Nyaman tanpa iklan. Langganan BisnisPro

Larangan Ekspor Sawit: Apa Itu RBD Palm Olein? Apa Bedanya dengan CPO?

Pemerintah resmi melarang ekspor produk sawit refined, bleached, deodorized (RBD) palm olein. Apa itu RBD palm olein? Apa bedanya dengan CPO?
Ilustrasi Refined, bleached, and deodorized (RBD) palm oil sebagai bahan baku minyak goreng/ The Edge Markets
Ilustrasi Refined, bleached, and deodorized (RBD) palm oil sebagai bahan baku minyak goreng/ The Edge Markets

Bisnis.com, JAKARTA - Pemerintah secara resmi melarang ekspor produk turunan kelapa sawit, yaitu refined, bleached, deodorized (RBD) palm olein mulai Kamis (28/4/2022) pukul 00.00 WIB.

Menteri Koordinator Perekonomian Airlangga Hartanto menegaskan pelarangan ekspor RBD palm olein akan terus diberlakukan hingga harga minyak goreng curah menyentuh Rp14.000 per liter di seluruh Indonesia.

■ **ARAHAN TUGAS**:
A - Sebutkan semua istilah pengolahan yang menjadi kepanjangan singkatan RBD dalam artikel tentang larangan ekspor sawit.
B - Tuliskan kembali bagian artikel tentang larangan ekspor sawit dari "Pemerintah resmi melarang" sampai "di seluruh Indonesia.".

■ **INFORMASI HASIL EKSTRAKSI**:
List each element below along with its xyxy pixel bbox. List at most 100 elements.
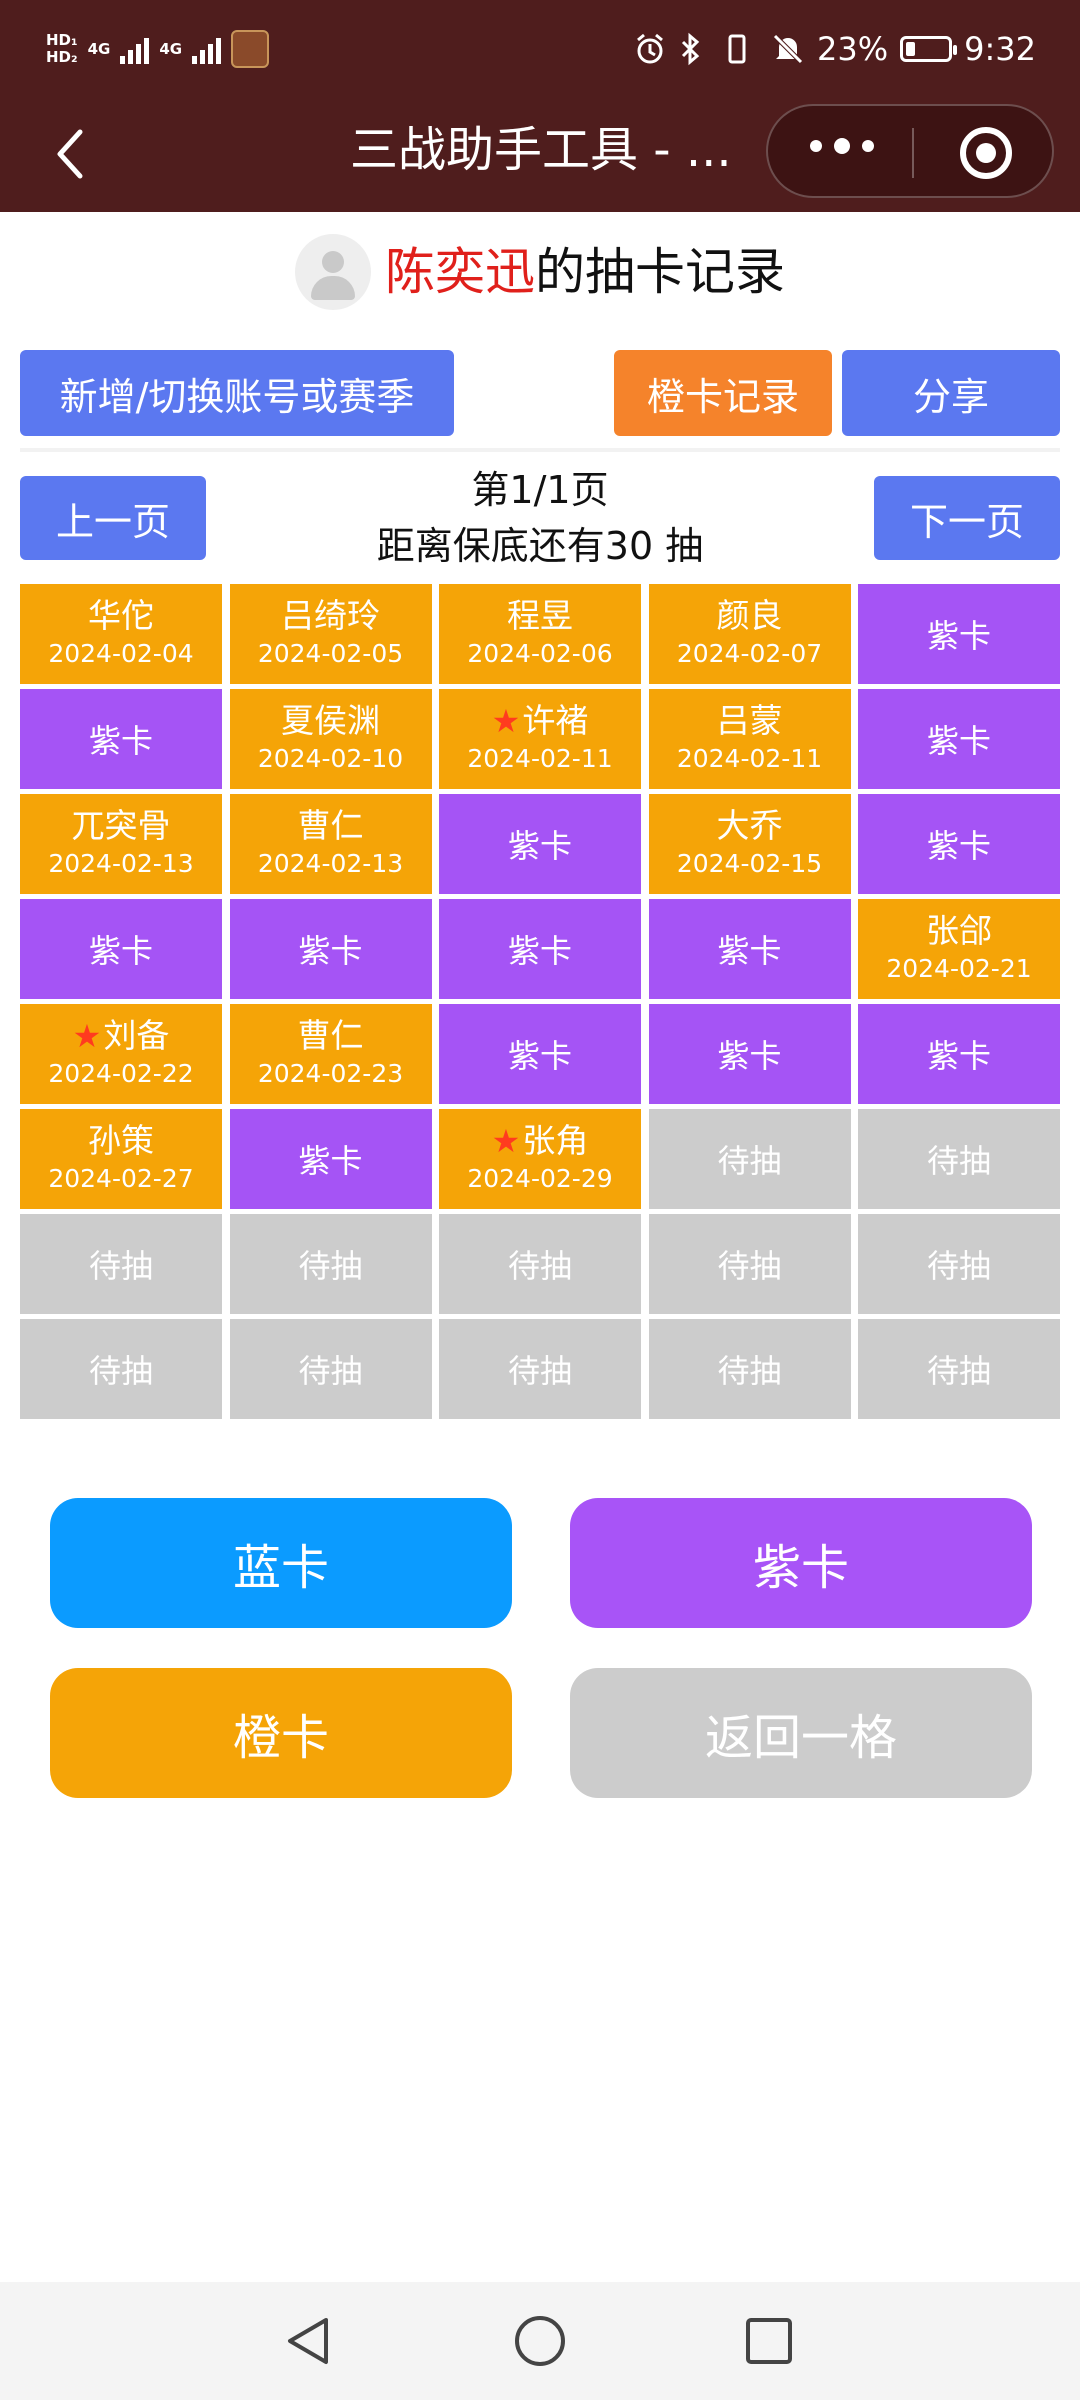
hero-name-text: 刘备 — [103, 1016, 170, 1055]
page-number: 第1/1页 — [471, 468, 609, 512]
purple-card-label: 紫卡 — [88, 722, 153, 760]
record-cell: 大乔 2024-02-15 — [648, 794, 851, 894]
pending-label: 待抽 — [88, 1247, 153, 1285]
pity-counter: 距离保底还有30 抽 — [376, 524, 704, 568]
switch-account-button[interactable]: 新增/切换账号或赛季 — [20, 350, 454, 436]
prev-page-button[interactable]: 上一页 — [20, 476, 206, 560]
top-bar: HD₁ HD₂ 4G 4G 23% 9:32 三战助手工具 - ... — [0, 0, 1080, 212]
undo-button[interactable]: 返回一格 — [570, 1668, 1032, 1798]
record-cell: 待抽 — [648, 1109, 851, 1209]
draw-date: 2024-02-05 — [257, 639, 404, 668]
hd2-label: HD₂ — [46, 48, 78, 66]
record-cell: 兀突骨 2024-02-13 — [20, 794, 222, 894]
purple-card-label: 紫卡 — [926, 827, 991, 865]
share-button[interactable]: 分享 — [842, 350, 1060, 436]
draw-date: 2024-02-11 — [467, 744, 613, 773]
system-navigation-bar — [0, 2282, 1080, 2400]
purple-card-label: 紫卡 — [88, 932, 153, 970]
blue-card-button[interactable]: 蓝卡 — [50, 1498, 512, 1628]
vibrate-icon — [725, 32, 759, 66]
back-chevron-icon[interactable] — [40, 124, 100, 184]
record-cell: 紫卡 — [439, 899, 641, 999]
hero-name-text: 大乔 — [716, 806, 783, 845]
mini-program-navbar: 三战助手工具 - ... — [0, 96, 1080, 212]
star-icon: ★ — [491, 702, 521, 740]
back-triangle-icon[interactable] — [280, 2312, 338, 2370]
hero-name: 张郃 — [926, 911, 992, 951]
hero-name: 孙策 — [88, 1121, 154, 1161]
record-cell: ★ 张角 2024-02-29 — [439, 1109, 641, 1209]
draw-date: 2024-02-10 — [257, 744, 404, 773]
purple-card-label: 紫卡 — [926, 1037, 991, 1075]
orange-card-button[interactable]: 橙卡 — [50, 1668, 512, 1798]
pending-label: 待抽 — [298, 1352, 363, 1390]
hero-name: ★ 张角 — [492, 1121, 589, 1161]
alarm-icon — [633, 32, 667, 66]
record-cell: 待抽 — [439, 1319, 641, 1419]
hero-name-text: 华佗 — [88, 596, 154, 635]
status-right: 23% 9:32 — [633, 24, 1036, 74]
pending-label: 待抽 — [507, 1352, 572, 1390]
next-page-button[interactable]: 下一页 — [874, 476, 1060, 560]
network-label-2: 4G — [159, 40, 183, 58]
draw-date: 2024-02-27 — [48, 1164, 194, 1193]
draw-date: 2024-02-21 — [886, 954, 1032, 983]
purple-card-label: 紫卡 — [507, 1037, 572, 1075]
pending-label: 待抽 — [926, 1247, 991, 1285]
more-dots-icon[interactable] — [810, 138, 874, 154]
status-left: HD₁ HD₂ 4G 4G — [46, 24, 270, 74]
record-cell: 程昱 2024-02-06 — [439, 584, 641, 684]
status-bar: HD₁ HD₂ 4G 4G 23% 9:32 — [0, 0, 1080, 96]
purple-card-label: 紫卡 — [926, 722, 991, 760]
record-cell: 待抽 — [20, 1319, 222, 1419]
hd-indicator: HD₁ HD₂ — [46, 32, 78, 66]
purple-card-button[interactable]: 紫卡 — [570, 1498, 1032, 1628]
record-cell: 待抽 — [229, 1319, 432, 1419]
app-notification-icon — [231, 30, 270, 68]
record-cell: 曹仁 2024-02-23 — [229, 1004, 432, 1104]
pending-label: 待抽 — [507, 1247, 572, 1285]
hero-name: 夏侯渊 — [281, 701, 380, 741]
record-cell: 吕绮玲 2024-02-05 — [229, 584, 432, 684]
draw-date: 2024-02-23 — [257, 1059, 404, 1088]
record-cell: 待抽 — [858, 1109, 1060, 1209]
star-icon: ★ — [72, 1017, 102, 1055]
purple-card-label: 紫卡 — [507, 932, 572, 970]
hero-name: 吕蒙 — [717, 701, 783, 741]
record-cell: 颜良 2024-02-07 — [648, 584, 851, 684]
hero-name-text: 曹仁 — [297, 806, 364, 845]
pending-label: 待抽 — [926, 1142, 991, 1180]
close-target-icon[interactable] — [960, 127, 1012, 179]
mute-bell-icon — [771, 32, 805, 66]
recents-square-icon[interactable] — [740, 2312, 798, 2370]
draw-date: 2024-02-11 — [676, 744, 823, 773]
record-cell: 紫卡 — [858, 689, 1060, 789]
home-circle-icon[interactable] — [511, 2312, 569, 2370]
avatar — [295, 234, 371, 310]
record-cell: 待抽 — [20, 1214, 222, 1314]
hero-name-text: 兀突骨 — [71, 806, 171, 845]
record-cell: 华佗 2024-02-04 — [20, 584, 222, 684]
record-cell: 吕蒙 2024-02-11 — [648, 689, 851, 789]
record-cell: 待抽 — [648, 1214, 851, 1314]
record-cell: 曹仁 2024-02-13 — [229, 794, 432, 894]
draw-date: 2024-02-06 — [467, 639, 613, 668]
hero-name-text: 颜良 — [716, 596, 783, 635]
draw-date: 2024-02-13 — [48, 849, 194, 878]
record-cell: 紫卡 — [858, 1004, 1060, 1104]
hero-name-text: 程昱 — [507, 596, 573, 635]
hero-name: 颜良 — [717, 596, 783, 636]
record-cell: 紫卡 — [858, 584, 1060, 684]
record-cell: 待抽 — [648, 1319, 851, 1419]
record-title: 陈奕迅的抽卡记录 — [385, 242, 785, 302]
record-cell: 待抽 — [229, 1214, 432, 1314]
hero-name-text: 曹仁 — [297, 1016, 364, 1055]
divider — [20, 448, 1060, 452]
pending-label: 待抽 — [926, 1352, 991, 1390]
battery-percent: 23% — [817, 30, 889, 68]
record-cell: 待抽 — [858, 1214, 1060, 1314]
hero-name: ★ 许褚 — [492, 701, 589, 741]
star-icon: ★ — [491, 1122, 521, 1160]
capsule-divider — [912, 128, 914, 178]
orange-record-button[interactable]: 橙卡记录 — [614, 350, 832, 436]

■ **TUGAS TERJAWAB**:
A - Singkatan RBD terdiri atas refined, bleached, dan deodorized.

B -
Pemerintah resmi melarang ekspor produk sawit refined, bleached, deodorized (RBD) palm olein. Apa itu RBD palm olein? Apa bedanya dengan CPO?
Ilustrasi Refined, bleached, and deodorized (RBD) palm oil sebagai bahan baku minyak goreng/ The Edge Markets
Ilustrasi Refined, bleached, and deodorized (RBD) palm oil sebagai bahan baku minyak goreng/ The Edge Markets

Bisnis.com, JAKARTA - Pemerintah secara resmi melarang ekspor produk turunan kelapa sawit, yaitu refined, bleached, deodorized (RBD) palm olein mulai Kamis (28/4/2022) pukul 00.00 WIB.

Menteri Koordinator Perekonomian Airlangga Hartanto menegaskan pelarangan ekspor RBD palm olein akan terus diberlakukan hingga harga minyak goreng curah menyentuh Rp14.000 per liter di seluruh Indonesia.